#### Problem to work on
Report only the number of lines holding "text".

#### Supplied information
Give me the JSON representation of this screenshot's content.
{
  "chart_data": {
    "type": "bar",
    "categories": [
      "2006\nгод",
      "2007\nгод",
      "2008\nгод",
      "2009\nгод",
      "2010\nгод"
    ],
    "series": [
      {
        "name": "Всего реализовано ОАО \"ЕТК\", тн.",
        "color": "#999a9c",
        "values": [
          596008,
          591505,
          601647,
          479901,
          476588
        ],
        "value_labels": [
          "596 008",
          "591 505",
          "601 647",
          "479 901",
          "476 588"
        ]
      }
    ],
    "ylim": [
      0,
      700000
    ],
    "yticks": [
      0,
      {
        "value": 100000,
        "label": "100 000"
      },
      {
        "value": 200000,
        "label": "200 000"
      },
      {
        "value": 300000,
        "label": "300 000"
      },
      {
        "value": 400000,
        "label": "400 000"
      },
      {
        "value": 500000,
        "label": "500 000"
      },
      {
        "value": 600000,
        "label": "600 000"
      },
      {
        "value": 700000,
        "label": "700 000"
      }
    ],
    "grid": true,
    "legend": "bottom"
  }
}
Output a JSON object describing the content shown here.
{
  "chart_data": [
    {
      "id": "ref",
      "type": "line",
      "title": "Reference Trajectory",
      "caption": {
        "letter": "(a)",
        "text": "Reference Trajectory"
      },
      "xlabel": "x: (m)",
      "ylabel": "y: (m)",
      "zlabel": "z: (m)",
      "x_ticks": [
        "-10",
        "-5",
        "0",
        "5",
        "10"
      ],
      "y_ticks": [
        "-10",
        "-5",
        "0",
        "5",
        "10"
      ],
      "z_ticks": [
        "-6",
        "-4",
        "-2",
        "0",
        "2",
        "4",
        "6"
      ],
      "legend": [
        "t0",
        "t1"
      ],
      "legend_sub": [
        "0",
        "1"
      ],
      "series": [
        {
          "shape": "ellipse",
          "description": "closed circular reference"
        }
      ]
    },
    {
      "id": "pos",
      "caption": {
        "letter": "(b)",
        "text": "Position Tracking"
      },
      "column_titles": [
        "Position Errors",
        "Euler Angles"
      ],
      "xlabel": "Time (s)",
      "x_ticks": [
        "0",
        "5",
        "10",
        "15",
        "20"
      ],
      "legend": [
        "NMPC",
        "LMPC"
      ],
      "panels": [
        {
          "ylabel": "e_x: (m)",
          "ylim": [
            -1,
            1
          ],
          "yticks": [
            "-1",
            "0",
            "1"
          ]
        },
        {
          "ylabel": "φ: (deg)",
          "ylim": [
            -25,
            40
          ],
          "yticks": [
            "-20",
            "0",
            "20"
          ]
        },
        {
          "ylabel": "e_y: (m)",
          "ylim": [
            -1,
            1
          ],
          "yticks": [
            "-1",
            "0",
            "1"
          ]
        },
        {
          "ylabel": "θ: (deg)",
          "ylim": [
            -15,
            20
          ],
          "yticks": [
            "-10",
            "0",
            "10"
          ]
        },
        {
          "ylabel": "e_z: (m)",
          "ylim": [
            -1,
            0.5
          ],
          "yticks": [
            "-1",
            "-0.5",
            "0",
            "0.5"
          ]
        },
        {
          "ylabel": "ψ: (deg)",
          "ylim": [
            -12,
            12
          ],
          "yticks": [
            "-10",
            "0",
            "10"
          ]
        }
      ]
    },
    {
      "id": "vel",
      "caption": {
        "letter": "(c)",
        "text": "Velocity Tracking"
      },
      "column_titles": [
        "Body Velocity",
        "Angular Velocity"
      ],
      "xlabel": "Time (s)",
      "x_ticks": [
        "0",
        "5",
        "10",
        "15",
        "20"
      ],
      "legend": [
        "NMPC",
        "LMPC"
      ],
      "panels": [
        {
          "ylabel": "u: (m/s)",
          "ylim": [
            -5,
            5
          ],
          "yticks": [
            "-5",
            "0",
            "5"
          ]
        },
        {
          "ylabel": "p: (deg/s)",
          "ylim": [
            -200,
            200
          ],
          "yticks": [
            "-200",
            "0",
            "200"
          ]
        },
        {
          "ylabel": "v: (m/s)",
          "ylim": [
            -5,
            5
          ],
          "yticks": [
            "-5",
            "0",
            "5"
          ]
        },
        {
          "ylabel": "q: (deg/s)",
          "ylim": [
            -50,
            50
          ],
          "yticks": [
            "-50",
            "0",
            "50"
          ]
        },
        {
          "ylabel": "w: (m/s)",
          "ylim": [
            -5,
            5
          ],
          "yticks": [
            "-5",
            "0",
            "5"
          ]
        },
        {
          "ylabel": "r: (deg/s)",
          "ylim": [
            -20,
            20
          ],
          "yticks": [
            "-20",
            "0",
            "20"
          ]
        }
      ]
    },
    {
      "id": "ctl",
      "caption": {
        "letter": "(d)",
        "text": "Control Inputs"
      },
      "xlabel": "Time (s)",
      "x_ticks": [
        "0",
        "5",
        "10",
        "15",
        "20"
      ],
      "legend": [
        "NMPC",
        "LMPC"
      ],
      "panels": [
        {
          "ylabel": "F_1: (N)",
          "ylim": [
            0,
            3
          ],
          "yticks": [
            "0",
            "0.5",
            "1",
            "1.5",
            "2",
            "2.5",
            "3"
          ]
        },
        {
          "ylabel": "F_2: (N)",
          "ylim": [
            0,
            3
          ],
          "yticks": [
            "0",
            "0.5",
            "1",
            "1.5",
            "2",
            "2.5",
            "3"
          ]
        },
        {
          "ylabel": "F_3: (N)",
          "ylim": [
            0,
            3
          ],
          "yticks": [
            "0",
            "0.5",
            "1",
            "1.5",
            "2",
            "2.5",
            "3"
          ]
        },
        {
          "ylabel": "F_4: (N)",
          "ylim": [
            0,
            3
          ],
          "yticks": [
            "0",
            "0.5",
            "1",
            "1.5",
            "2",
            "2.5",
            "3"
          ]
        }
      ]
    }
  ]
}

#### Result below
4